(Annotated element listings)
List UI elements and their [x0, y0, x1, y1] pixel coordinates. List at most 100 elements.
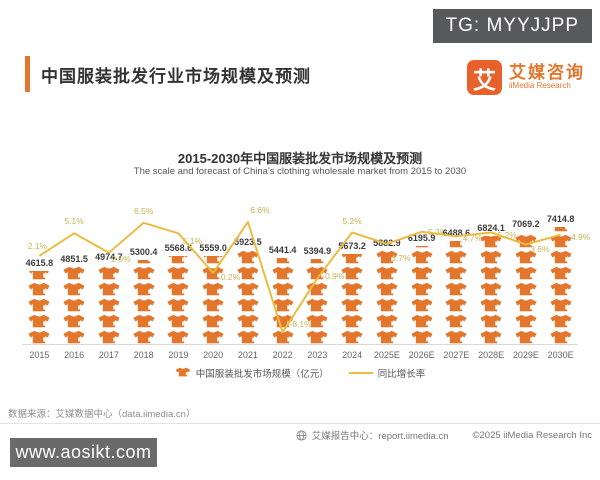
clothing-pictograph-icon	[202, 330, 224, 344]
iimedia-logo-icon: 艾	[467, 60, 502, 95]
clothing-pictograph-icon	[29, 271, 50, 280]
clothing-pictograph-icon	[554, 227, 570, 232]
x-axis-tick-label: 2029E	[512, 350, 539, 360]
iimedia-logo: 艾 艾媒咨询 iiMedia Research	[467, 60, 585, 95]
clothing-pictograph-icon	[515, 250, 537, 264]
pictograph-bar	[476, 236, 506, 344]
clothing-pictograph-icon	[480, 330, 502, 344]
clothing-pictograph-icon	[515, 266, 537, 280]
pictograph-bar	[94, 265, 124, 344]
clothing-pictograph-icon	[376, 314, 398, 328]
clothing-pictograph-icon	[203, 256, 223, 264]
pictograph-bar	[407, 246, 437, 344]
clothing-pictograph-icon	[169, 256, 188, 264]
tg-contact-badge: TG: MYYJJPP	[432, 9, 592, 43]
clothing-pictograph-icon	[272, 298, 294, 312]
clothing-pictograph-icon	[550, 266, 572, 280]
x-axis-tick-label: 2017	[98, 350, 119, 360]
clothing-pictograph-icon	[133, 314, 155, 328]
growth-rate-label: 5.1%	[64, 216, 84, 227]
clothing-pictograph-icon	[445, 330, 467, 344]
clothing-pictograph-icon	[98, 314, 120, 328]
clothing-pictograph-icon	[515, 314, 537, 328]
clothing-pictograph-icon	[515, 282, 537, 296]
x-axis-tick-label: 2016	[64, 350, 85, 360]
pictograph-bar	[129, 260, 159, 344]
clothing-pictograph-icon	[550, 298, 572, 312]
pictograph-bar	[59, 267, 89, 344]
clothing-pictograph-icon	[63, 298, 85, 312]
clothing-pictograph-icon	[376, 266, 398, 280]
page-title: 中国服装批发行业市场规模及预测	[41, 66, 311, 86]
clothing-pictograph-icon	[237, 314, 259, 328]
legend-item-growth-rate: 同比增长率	[348, 366, 425, 380]
clothing-pictograph-icon	[167, 266, 189, 280]
clothing-pictograph-icon	[341, 314, 363, 328]
clothing-pictograph-icon	[133, 266, 155, 280]
clothing-pictograph-icon	[167, 298, 189, 312]
clothing-pictograph-icon	[411, 282, 433, 296]
bar-value-label: 6195.9	[407, 233, 436, 243]
bar-value-label: 6488.6	[442, 228, 471, 238]
clothing-pictograph-icon	[445, 250, 467, 264]
bar-value-label: 5568.6	[164, 243, 193, 253]
x-axis-tick-label: 2030E	[547, 350, 574, 360]
x-axis-tick-label: 2019	[168, 350, 189, 360]
clothing-pictograph-icon	[167, 330, 189, 344]
clothing-pictograph-icon	[63, 314, 85, 328]
logo-name-en: iiMedia Research	[509, 81, 571, 91]
globe-icon	[296, 429, 307, 441]
clothing-pictograph-icon	[237, 282, 259, 296]
growth-rate-label: -0.9%	[322, 271, 345, 282]
x-axis-tick-label: 2028E	[478, 350, 505, 360]
chart-subtitle: The scale and forecast of China's clothi…	[133, 166, 467, 177]
logo-name-cn: 艾媒咨询	[509, 63, 585, 83]
clothing-pictograph-icon	[175, 367, 191, 380]
growth-rate-label: 3.6%	[530, 243, 550, 254]
clothing-pictograph-icon	[341, 330, 363, 344]
clothing-pictograph-icon	[311, 259, 326, 264]
clothing-pictograph-icon	[167, 282, 189, 296]
clothing-pictograph-icon	[550, 282, 572, 296]
pictograph-bar	[546, 227, 576, 344]
clothing-pictograph-icon	[341, 254, 363, 264]
x-axis-tick-label: 2022	[272, 350, 293, 360]
clothing-pictograph-icon	[28, 330, 50, 344]
clothing-pictograph-icon	[28, 298, 50, 312]
x-axis-tick-label: 2024	[342, 350, 363, 360]
clothing-pictograph-icon	[411, 330, 433, 344]
clothing-pictograph-icon	[376, 330, 398, 344]
clothing-pictograph-icon	[237, 330, 259, 344]
pictograph-bar	[233, 250, 263, 344]
growth-rate-label: 5.1%	[182, 236, 203, 247]
clothing-pictograph-icon	[167, 314, 189, 328]
clothing-pictograph-icon	[133, 298, 155, 312]
x-axis-tick-label: 2021	[237, 350, 258, 360]
clothing-pictograph-icon	[411, 250, 433, 264]
bar-value-label: 7414.8	[546, 214, 575, 224]
x-axis-tick-label: 2026E	[408, 350, 435, 360]
bar-value-label: 4615.8	[25, 258, 54, 268]
bar-value-label: 5394.9	[303, 246, 332, 256]
growth-rate-label: 6.6%	[250, 205, 270, 215]
clothing-pictograph-icon	[237, 250, 259, 264]
clothing-pictograph-icon	[445, 266, 467, 280]
clothing-pictograph-icon	[272, 330, 294, 344]
clothing-pictograph-icon	[341, 298, 363, 312]
x-axis-tick-label: 2018	[133, 350, 154, 360]
x-axis-tick-label: 2025E	[373, 350, 400, 360]
bar-value-label: 5673.2	[338, 241, 366, 251]
clothing-pictograph-icon	[445, 298, 467, 312]
growth-rate-line	[38, 221, 561, 334]
bar-value-label: 5559.0	[199, 243, 227, 253]
bar-value-label: 5300.4	[129, 247, 158, 257]
clothing-pictograph-icon	[550, 234, 572, 248]
clothing-pictograph-icon	[133, 330, 155, 344]
clothing-pictograph-icon	[376, 298, 398, 312]
clothing-pictograph-icon	[202, 282, 224, 296]
clothing-pictograph-icon	[28, 282, 50, 296]
clothing-pictograph-icon	[480, 298, 502, 312]
clothing-pictograph-icon	[28, 314, 50, 328]
pictograph-bar	[337, 254, 367, 344]
clothing-pictograph-icon	[550, 314, 572, 328]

[To be done]: Turn every line of the material above into a Markdown table with the columns "No." and "Entry", numbering each row and skipping blank lines. Leave the pictures out.

[Response to the exercise]:
| No. | Entry |
|---|---|
| 1 | List UI elements and their [x0, y0, x1, y1] pixel coordinates. List at most 100 elements. |
| 2 | clothing-pictograph-icon	[202, 330, 224, 344] |
| 3 | iimedia-logo-icon: 艾	[467, 60, 502, 95] |
| 4 | clothing-pictograph-icon	[29, 271, 50, 280] |
| 5 | clothing-pictograph-icon	[554, 227, 570, 232] |
| 6 | x-axis-tick-label: 2029E	[512, 350, 539, 360] |
| 7 | iimedia-logo: 艾 艾媒咨询 iiMedia Research	[467, 60, 585, 95] |
| 8 | clothing-pictograph-icon	[515, 250, 537, 264] |
| 9 | pictograph-bar	[476, 236, 506, 344] |
| 10 | clothing-pictograph-icon	[480, 330, 502, 344] |
| 11 | clothing-pictograph-icon	[515, 266, 537, 280] |
| 12 | pictograph-bar	[94, 265, 124, 344] |
| 13 | clothing-pictograph-icon	[376, 314, 398, 328] |
| 14 | clothing-pictograph-icon	[203, 256, 223, 264] |
| 15 | pictograph-bar	[407, 246, 437, 344] |
| 16 | clothing-pictograph-icon	[169, 256, 188, 264] |
| 17 | tg-contact-badge: TG: MYYJJPP	[432, 9, 592, 43] |
| 18 | clothing-pictograph-icon	[272, 298, 294, 312] |
| 19 | clothing-pictograph-icon	[550, 266, 572, 280] |
| 20 | x-axis-tick-label: 2017	[98, 350, 119, 360] |
| 21 | clothing-pictograph-icon	[133, 314, 155, 328] |
| 22 | growth-rate-label: 5.1%	[64, 216, 84, 227] |
| 23 | clothing-pictograph-icon	[445, 330, 467, 344] |
| 24 | clothing-pictograph-icon	[98, 314, 120, 328] |
| 25 | clothing-pictograph-icon	[515, 314, 537, 328] |
| 26 | clothing-pictograph-icon	[515, 282, 537, 296] |
| 27 | x-axis-tick-label: 2016	[64, 350, 85, 360] |
| 28 | pictograph-bar	[129, 260, 159, 344] |
| 29 | clothing-pictograph-icon	[550, 298, 572, 312] |
| 30 | pictograph-bar	[59, 267, 89, 344] |
| 31 | clothing-pictograph-icon	[63, 298, 85, 312] |
| 32 | clothing-pictograph-icon	[376, 266, 398, 280] |
| 33 | page-title: 中国服装批发行业市场规模及预测	[41, 66, 311, 86] |
| 34 | clothing-pictograph-icon	[237, 314, 259, 328] |
| 35 | legend-item-growth-rate: 同比增长率	[348, 366, 425, 380] |
| 36 | clothing-pictograph-icon	[167, 266, 189, 280] |
| 37 | clothing-pictograph-icon	[341, 314, 363, 328] |
| 38 | clothing-pictograph-icon	[133, 266, 155, 280] |
| 39 | clothing-pictograph-icon	[167, 298, 189, 312] |
| 40 | clothing-pictograph-icon	[411, 282, 433, 296] |
| 41 | bar-value-label: 6195.9	[407, 233, 436, 243] |
| 42 | bar-value-label: 6488.6	[442, 228, 471, 238] |
| 43 | clothing-pictograph-icon	[445, 250, 467, 264] |
| 44 | bar-value-label: 5568.6	[164, 243, 193, 253] |
| 45 | x-axis-tick-label: 2030E	[547, 350, 574, 360] |
| 46 | x-axis-tick-label: 2019	[168, 350, 189, 360] |
| 47 | clothing-pictograph-icon	[167, 330, 189, 344] |
| 48 | clothing-pictograph-icon	[63, 314, 85, 328] |
| 49 | logo-name-en: iiMedia Research	[509, 81, 571, 91] |
| 50 | globe-icon	[296, 429, 307, 441] |
| 51 | clothing-pictograph-icon	[237, 282, 259, 296] |
| 52 | growth-rate-label: -0.9%	[322, 271, 345, 282] |
| 53 | x-axis-tick-label: 2028E	[478, 350, 505, 360] |
| 54 | chart-subtitle: The scale and forecast of China's clothi…	[133, 166, 467, 177] |
| 55 | logo-name-cn: 艾媒咨询	[509, 63, 585, 83] |
| 56 | clothing-pictograph-icon	[175, 367, 191, 380] |
| 57 | growth-rate-label: 3.6%	[530, 243, 550, 254] |
| 58 | clothing-pictograph-icon	[341, 330, 363, 344] |
| 59 | clothing-pictograph-icon	[311, 259, 326, 264] |
| 60 | clothing-pictograph-icon	[167, 282, 189, 296] |
| 61 | clothing-pictograph-icon	[550, 282, 572, 296] |
| 62 | pictograph-bar	[546, 227, 576, 344] |
| 63 | clothing-pictograph-icon	[341, 254, 363, 264] |
| 64 | x-axis-tick-label: 2022	[272, 350, 293, 360] |
| 65 | clothing-pictograph-icon	[28, 330, 50, 344] |
| 66 | clothing-pictograph-icon	[28, 298, 50, 312] |
| 67 | x-axis-tick-label: 2024	[342, 350, 363, 360] |
| 68 | clothing-pictograph-icon	[411, 330, 433, 344] |
| 69 | clothing-pictograph-icon	[376, 330, 398, 344] |
| 70 | clothing-pictograph-icon	[237, 330, 259, 344] |
| 71 | pictograph-bar	[233, 250, 263, 344] |
| 72 | growth-rate-label: 5.1%	[182, 236, 203, 247] |
| 73 | clothing-pictograph-icon	[167, 314, 189, 328] |
| 74 | clothing-pictograph-icon	[133, 298, 155, 312] |
| 75 | x-axis-tick-label: 2021	[237, 350, 258, 360] |
| 76 | clothing-pictograph-icon	[411, 250, 433, 264] |
| 77 | bar-value-label: 7414.8	[546, 214, 575, 224] |
| 78 | x-axis-tick-label: 2026E	[408, 350, 435, 360] |
| 79 | bar-value-label: 4615.8	[25, 258, 54, 268] |
| 80 | bar-value-label: 5394.9	[303, 246, 332, 256] |
| 81 | growth-rate-label: 6.6%	[250, 205, 270, 215] |
| 82 | clothing-pictograph-icon	[237, 250, 259, 264] |
| 83 | clothing-pictograph-icon	[445, 266, 467, 280] |
| 84 | clothing-pictograph-icon	[272, 330, 294, 344] |
| 85 | clothing-pictograph-icon	[341, 298, 363, 312] |
| 86 | x-axis-tick-label: 2018	[133, 350, 154, 360] |
| 87 | x-axis-tick-label: 2025E	[373, 350, 400, 360] |
| 88 | bar-value-label: 5673.2	[338, 241, 366, 251] |
| 89 | clothing-pictograph-icon	[445, 298, 467, 312] |
| 90 | growth-rate-line	[38, 221, 561, 334] |
| 91 | bar-value-label: 5559.0	[199, 243, 227, 253] |
| 92 | bar-value-label: 5300.4	[129, 247, 158, 257] |
| 93 | clothing-pictograph-icon	[550, 234, 572, 248] |
| 94 | clothing-pictograph-icon	[133, 330, 155, 344] |
| 95 | clothing-pictograph-icon	[376, 298, 398, 312] |
| 96 | clothing-pictograph-icon	[202, 282, 224, 296] |
| 97 | clothing-pictograph-icon	[28, 282, 50, 296] |
| 98 | clothing-pictograph-icon	[480, 298, 502, 312] |
| 99 | clothing-pictograph-icon	[28, 314, 50, 328] |
| 100 | pictograph-bar	[337, 254, 367, 344] |
| 101 | clothing-pictograph-icon	[550, 314, 572, 328] |